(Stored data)
begin

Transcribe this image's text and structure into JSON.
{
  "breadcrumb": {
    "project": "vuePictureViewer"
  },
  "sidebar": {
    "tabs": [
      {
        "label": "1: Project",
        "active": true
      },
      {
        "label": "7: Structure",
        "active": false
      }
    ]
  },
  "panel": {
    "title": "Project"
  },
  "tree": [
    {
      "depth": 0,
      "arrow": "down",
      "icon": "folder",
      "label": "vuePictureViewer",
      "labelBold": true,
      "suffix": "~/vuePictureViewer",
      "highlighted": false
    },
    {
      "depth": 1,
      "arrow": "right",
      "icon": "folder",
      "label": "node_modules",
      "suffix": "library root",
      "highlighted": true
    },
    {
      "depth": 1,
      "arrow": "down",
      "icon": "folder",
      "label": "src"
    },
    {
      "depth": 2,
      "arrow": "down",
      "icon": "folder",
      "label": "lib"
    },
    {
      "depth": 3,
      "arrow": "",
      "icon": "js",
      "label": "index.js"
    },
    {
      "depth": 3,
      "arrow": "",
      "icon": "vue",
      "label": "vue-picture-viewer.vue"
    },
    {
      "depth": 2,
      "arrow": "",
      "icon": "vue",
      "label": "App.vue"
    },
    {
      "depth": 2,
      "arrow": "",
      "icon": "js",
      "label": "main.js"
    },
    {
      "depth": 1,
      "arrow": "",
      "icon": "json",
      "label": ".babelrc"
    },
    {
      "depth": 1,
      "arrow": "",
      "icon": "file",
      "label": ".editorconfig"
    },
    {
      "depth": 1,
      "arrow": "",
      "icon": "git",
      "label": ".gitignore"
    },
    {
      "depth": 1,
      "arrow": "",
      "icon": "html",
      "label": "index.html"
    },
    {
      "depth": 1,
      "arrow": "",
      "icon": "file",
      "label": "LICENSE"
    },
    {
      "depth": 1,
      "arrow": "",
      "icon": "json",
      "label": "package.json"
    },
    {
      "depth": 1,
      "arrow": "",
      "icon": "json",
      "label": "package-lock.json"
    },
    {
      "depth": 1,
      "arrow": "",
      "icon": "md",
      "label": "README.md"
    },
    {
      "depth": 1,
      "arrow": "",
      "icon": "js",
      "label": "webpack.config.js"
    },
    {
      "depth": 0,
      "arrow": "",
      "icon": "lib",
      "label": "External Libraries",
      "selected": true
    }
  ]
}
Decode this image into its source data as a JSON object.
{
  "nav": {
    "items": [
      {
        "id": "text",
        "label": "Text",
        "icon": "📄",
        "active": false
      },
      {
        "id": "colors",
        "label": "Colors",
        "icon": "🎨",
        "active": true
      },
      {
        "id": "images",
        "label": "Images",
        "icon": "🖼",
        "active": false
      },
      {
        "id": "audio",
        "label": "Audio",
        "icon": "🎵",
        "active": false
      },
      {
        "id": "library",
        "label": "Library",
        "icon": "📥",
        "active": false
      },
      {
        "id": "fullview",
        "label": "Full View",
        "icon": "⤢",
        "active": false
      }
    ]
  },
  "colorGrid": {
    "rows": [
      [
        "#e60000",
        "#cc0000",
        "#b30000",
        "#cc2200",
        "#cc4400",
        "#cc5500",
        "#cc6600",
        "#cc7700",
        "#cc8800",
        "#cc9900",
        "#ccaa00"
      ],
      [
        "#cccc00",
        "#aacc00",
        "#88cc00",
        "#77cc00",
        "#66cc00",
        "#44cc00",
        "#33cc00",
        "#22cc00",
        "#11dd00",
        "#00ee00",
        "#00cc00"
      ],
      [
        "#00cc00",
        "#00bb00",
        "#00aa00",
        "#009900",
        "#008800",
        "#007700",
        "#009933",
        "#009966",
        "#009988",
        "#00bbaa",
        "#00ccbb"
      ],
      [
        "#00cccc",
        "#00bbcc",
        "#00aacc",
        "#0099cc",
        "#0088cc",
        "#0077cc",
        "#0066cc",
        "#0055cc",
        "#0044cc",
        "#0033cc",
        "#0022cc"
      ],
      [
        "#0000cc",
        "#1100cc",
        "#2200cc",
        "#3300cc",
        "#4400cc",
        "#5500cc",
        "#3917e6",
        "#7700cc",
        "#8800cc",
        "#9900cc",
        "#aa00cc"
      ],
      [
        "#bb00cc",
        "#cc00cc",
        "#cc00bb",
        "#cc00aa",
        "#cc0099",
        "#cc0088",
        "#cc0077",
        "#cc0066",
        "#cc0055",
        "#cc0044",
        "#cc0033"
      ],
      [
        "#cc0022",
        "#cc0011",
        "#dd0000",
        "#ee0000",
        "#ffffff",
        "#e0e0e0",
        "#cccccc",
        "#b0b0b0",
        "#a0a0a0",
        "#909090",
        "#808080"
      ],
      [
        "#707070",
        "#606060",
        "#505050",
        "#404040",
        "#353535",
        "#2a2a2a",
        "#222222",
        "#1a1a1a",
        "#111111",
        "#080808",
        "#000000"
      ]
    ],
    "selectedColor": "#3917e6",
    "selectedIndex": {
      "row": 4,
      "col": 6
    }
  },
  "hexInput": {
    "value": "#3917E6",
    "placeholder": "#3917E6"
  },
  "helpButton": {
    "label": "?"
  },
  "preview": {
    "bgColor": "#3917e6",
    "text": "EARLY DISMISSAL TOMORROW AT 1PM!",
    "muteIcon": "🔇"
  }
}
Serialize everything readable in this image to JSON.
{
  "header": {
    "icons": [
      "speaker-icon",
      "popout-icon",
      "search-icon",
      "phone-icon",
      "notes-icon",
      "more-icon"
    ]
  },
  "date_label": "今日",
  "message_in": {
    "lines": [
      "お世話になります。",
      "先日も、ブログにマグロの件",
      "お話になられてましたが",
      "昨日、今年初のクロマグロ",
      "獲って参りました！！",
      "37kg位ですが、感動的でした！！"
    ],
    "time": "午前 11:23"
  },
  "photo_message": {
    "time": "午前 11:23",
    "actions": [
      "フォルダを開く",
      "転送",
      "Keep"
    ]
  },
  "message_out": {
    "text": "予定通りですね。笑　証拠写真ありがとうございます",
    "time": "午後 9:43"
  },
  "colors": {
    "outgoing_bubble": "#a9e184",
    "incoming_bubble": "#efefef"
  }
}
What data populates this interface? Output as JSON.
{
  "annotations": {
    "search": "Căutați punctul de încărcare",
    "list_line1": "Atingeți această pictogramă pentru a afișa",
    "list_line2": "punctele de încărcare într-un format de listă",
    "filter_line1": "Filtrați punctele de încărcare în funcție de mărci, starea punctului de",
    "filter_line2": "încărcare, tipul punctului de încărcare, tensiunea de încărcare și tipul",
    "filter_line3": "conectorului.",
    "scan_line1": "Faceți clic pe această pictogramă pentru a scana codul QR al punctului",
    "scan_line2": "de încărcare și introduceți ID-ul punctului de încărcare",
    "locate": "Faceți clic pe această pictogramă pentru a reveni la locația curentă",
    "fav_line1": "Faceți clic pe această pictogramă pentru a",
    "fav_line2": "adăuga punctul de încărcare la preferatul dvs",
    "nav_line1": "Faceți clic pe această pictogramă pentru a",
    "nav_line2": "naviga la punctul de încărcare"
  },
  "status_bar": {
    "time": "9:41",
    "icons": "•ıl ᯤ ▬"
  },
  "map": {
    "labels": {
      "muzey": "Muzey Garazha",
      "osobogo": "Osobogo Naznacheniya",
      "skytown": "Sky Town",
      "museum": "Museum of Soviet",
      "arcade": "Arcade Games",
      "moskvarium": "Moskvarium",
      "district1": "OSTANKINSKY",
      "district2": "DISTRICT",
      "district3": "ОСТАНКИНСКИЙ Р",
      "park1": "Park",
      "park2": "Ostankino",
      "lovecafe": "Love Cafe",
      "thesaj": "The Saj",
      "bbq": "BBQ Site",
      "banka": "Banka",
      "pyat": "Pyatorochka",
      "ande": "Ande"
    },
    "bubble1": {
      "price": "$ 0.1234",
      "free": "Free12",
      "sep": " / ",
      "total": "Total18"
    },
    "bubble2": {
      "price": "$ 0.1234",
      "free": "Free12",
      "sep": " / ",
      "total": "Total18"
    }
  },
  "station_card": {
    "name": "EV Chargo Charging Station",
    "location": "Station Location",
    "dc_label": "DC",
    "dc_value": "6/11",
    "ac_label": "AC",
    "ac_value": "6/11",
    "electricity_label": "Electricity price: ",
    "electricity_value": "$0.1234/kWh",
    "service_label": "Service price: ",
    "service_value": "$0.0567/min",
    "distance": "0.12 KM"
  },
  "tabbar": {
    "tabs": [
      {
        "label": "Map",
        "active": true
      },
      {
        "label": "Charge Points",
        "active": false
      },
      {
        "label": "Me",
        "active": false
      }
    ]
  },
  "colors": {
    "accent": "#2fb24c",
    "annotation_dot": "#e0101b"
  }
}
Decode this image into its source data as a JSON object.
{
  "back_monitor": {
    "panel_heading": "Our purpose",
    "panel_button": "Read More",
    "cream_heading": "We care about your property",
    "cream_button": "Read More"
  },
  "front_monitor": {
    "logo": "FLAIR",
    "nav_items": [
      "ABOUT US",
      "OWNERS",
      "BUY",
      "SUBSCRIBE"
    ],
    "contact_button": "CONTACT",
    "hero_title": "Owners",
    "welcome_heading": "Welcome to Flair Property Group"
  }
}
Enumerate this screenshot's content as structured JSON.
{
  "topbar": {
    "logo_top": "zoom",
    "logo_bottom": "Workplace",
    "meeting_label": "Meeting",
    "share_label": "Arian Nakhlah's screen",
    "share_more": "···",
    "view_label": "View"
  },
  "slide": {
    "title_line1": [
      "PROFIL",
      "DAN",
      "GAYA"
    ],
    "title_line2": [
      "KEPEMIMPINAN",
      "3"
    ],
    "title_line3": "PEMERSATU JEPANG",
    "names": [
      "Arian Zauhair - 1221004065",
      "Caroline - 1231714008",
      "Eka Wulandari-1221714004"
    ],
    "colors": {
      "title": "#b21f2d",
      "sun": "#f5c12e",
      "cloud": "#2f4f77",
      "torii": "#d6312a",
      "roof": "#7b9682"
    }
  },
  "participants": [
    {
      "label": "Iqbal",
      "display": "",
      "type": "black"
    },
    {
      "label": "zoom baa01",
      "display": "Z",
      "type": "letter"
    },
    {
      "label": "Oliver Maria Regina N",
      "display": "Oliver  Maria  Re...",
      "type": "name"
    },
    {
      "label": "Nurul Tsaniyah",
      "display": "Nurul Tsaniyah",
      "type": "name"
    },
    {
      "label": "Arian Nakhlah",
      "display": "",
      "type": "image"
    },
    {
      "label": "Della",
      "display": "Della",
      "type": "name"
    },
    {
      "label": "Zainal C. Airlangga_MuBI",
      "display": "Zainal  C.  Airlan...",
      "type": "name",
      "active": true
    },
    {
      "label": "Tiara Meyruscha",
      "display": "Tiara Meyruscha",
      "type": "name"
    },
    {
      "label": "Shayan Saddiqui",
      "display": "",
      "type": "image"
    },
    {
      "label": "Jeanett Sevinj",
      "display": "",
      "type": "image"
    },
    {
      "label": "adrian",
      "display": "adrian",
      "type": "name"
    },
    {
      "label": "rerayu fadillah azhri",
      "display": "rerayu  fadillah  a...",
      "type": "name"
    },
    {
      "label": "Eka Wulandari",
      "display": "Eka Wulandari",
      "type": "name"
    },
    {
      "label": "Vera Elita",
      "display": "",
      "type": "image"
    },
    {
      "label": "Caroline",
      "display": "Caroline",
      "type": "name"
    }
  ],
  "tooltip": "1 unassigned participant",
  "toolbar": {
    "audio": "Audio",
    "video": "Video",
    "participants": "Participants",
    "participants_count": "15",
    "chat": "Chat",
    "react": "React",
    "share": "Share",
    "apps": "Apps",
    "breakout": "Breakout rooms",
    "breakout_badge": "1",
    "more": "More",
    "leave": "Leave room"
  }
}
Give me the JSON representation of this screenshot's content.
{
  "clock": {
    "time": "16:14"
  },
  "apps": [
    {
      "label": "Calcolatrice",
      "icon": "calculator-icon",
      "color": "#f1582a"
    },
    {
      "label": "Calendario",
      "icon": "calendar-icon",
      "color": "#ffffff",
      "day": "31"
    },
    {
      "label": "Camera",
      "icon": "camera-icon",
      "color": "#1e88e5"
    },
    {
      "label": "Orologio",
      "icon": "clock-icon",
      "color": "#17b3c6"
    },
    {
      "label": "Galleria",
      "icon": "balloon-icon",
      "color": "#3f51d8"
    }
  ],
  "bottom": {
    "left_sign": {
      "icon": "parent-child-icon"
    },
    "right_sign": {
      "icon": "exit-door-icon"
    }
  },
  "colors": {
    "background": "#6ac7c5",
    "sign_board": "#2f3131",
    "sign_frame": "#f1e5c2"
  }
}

end

§ TASK TO CARRY OUT
Show the lines of the data that hold the word "screenshot".

§ THE OUTPUT
Enumerate this screenshot's content as structured JSON.
Give me the JSON representation of this screenshot's content.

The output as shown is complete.